Extracted records start

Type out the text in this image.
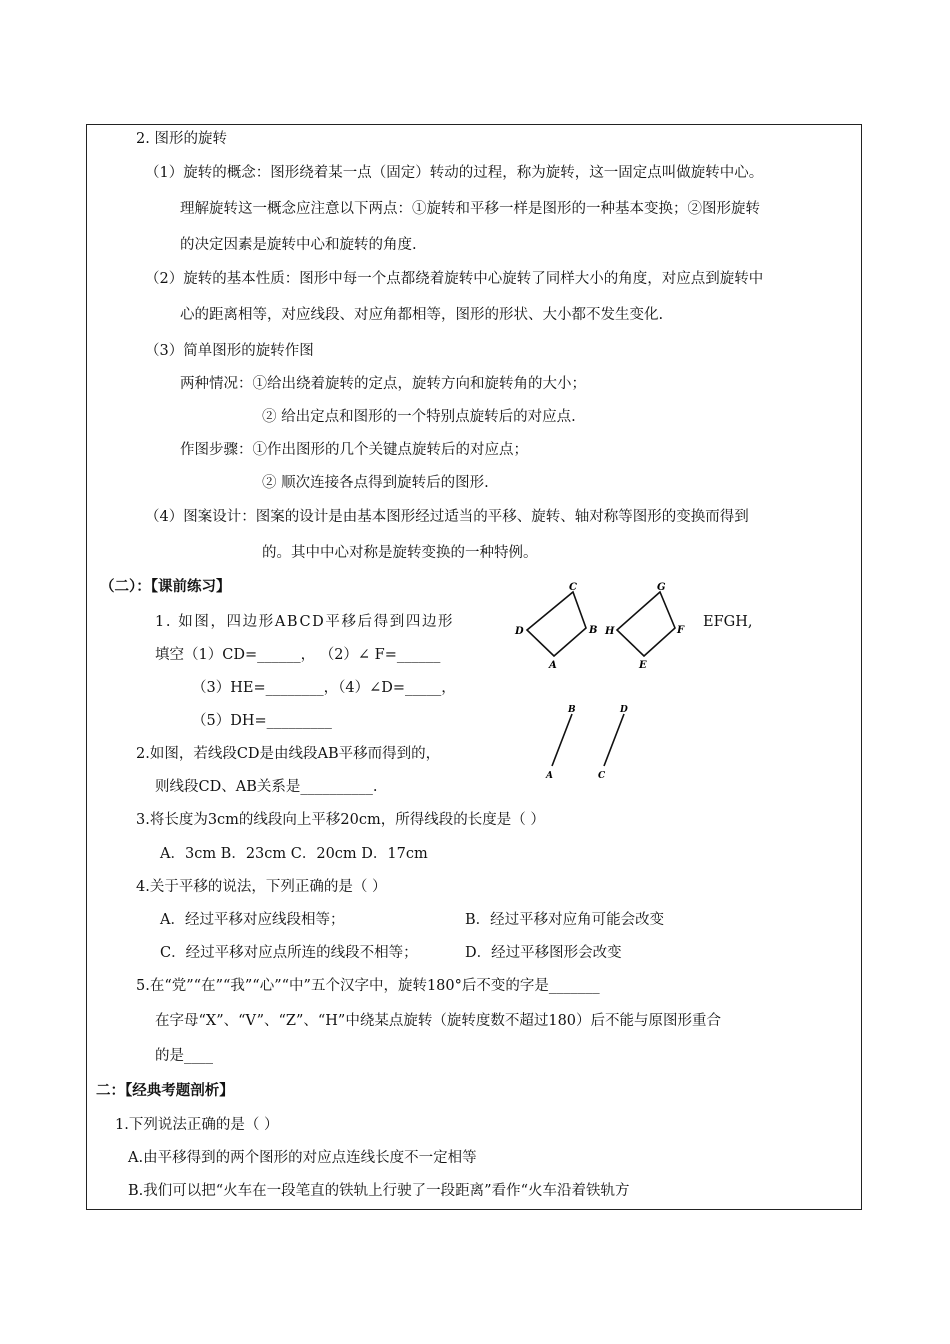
2. 图形的旋转
（1）旋转的概念：图形绕着某一点（固定）转动的过程，称为旋转，这一固定点叫做旋转中心。
理解旋转这一概念应注意以下两点：①旋转和平移一样是图形的一种基本变换；②图形旋转
的决定因素是旋转中心和旋转的角度.
（2）旋转的基本性质：图形中每一个点都绕着旋转中心旋转了同样大小的角度，对应点到旋转中
心的距离相等，对应线段、对应角都相等，图形的形状、大小都不发生变化.
（3）简单图形的旋转作图
两种情况：①给出绕着旋转的定点，旋转方向和旋转角的大小；
② 给出定点和图形的一个特别点旋转后的对应点.
作图步骤：①作出图形的几个关键点旋转后的对应点；
② 顺次连接各点得到旋转后的图形.
（4）图案设计：图案的设计是由基本图形经过适当的平移、旋转、轴对称等图形的变换而得到
的。其中中心对称是旋转变换的一种特例。
（二）：【课前练习】
1. 如图，四边形ABCD平移后得到四边形	EFGH,
填空（1）CD=______， （2）∠ F=______
（3）HE=________，（4）∠D=_____，
（5）DH=_________
A
B
C
D
E
F
G
H
2.如图，若线段CD是由线段AB平移而得到的，
则线段CD、AB关系是__________.
A
B
C
D
3.将长度为3cm的线段向上平移20cm，所得线段的长度是（ ）
A．3cm B．23cm C．20cm D．17cm
4.关于平移的说法，下列正确的是（ ）
A．经过平移对应线段相等；	B．经过平移对应角可能会改变
C．经过平移对应点所连的线段不相等；	D．经过平移图形会改变
5.在“党”“在”“我”“心”“中”五个汉字中，旋转180°后不变的字是_______
在字母“X”、“V”、“Z”、“H”中绕某点旋转（旋转度数不超过180）后不能与原图形重合
的是____
二：【经典考题剖析】
1.下列说法正确的是（ ）
A.由平移得到的两个图形的对应点连线长度不一定相等
B.我们可以把“火车在一段笔直的铁轨上行驶了一段距离”看作“火车沿着铁轨方
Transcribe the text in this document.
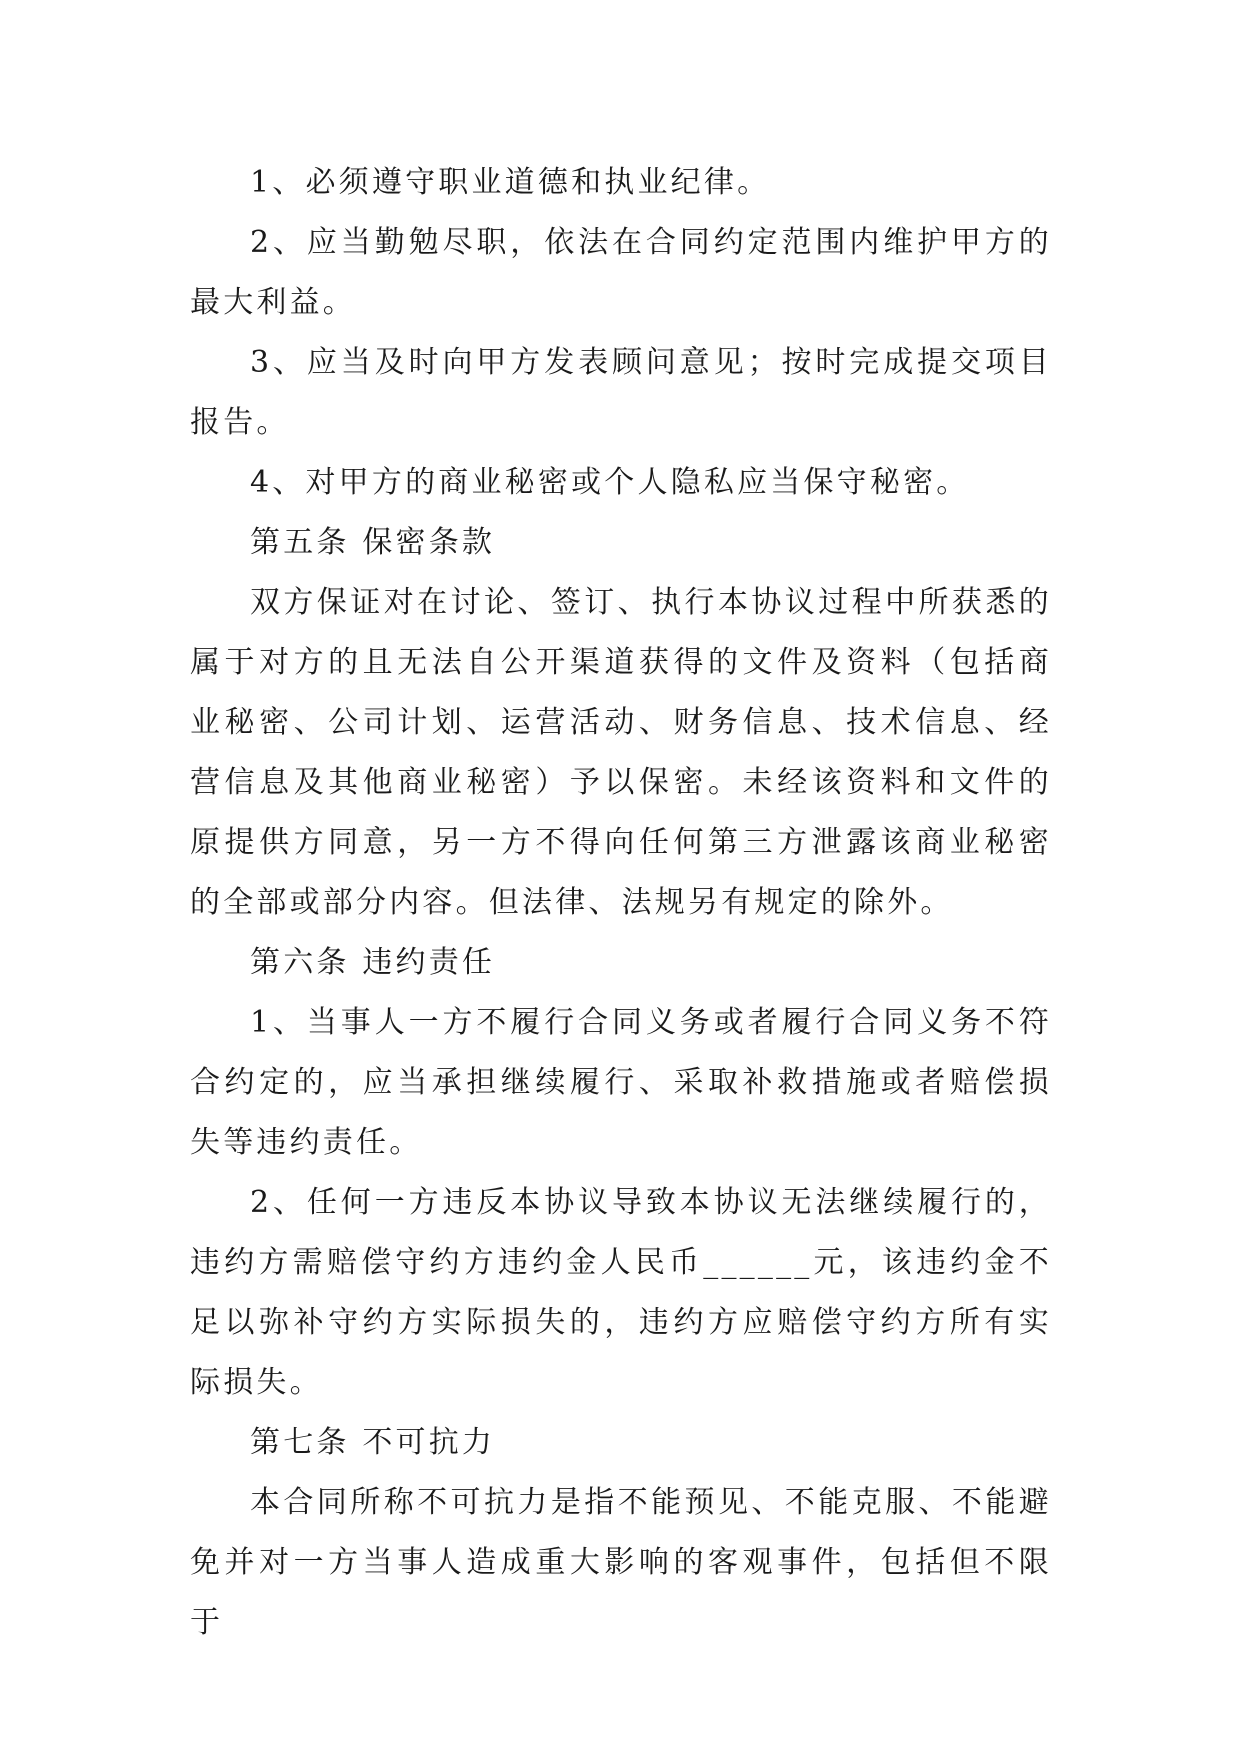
1、必须遵守职业道德和执业纪律。

2、应当勤勉尽职，依法在合同约定范围内维护甲方的最大利益。

3、应当及时向甲方发表顾问意见；按时完成提交项目报告。

4、对甲方的商业秘密或个人隐私应当保守秘密。

第五条 保密条款

双方保证对在讨论、签订、执行本协议过程中所获悉的属于对方的且无法自公开渠道获得的文件及资料（包括商业秘密、公司计划、运营活动、财务信息、技术信息、经营信息及其他商业秘密）予以保密。未经该资料和文件的原提供方同意，另一方不得向任何第三方泄露该商业秘密的全部或部分内容。但法律、法规另有规定的除外。

第六条 违约责任

1、当事人一方不履行合同义务或者履行合同义务不符合约定的，应当承担继续履行、采取补救措施或者赔偿损失等违约责任。

2、任何一方违反本协议导致本协议无法继续履行的，违约方需赔偿守约方违约金人民币______元，该违约金不足以弥补守约方实际损失的，违约方应赔偿守约方所有实际损失。

第七条 不可抗力

本合同所称不可抗力是指不能预见、不能克服、不能避免并对一方当事人造成重大影响的客观事件，包括但不限于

Extracted records end

In the listing above, how many lines hold the word "text"? Give the number and nothing more.

- Output
2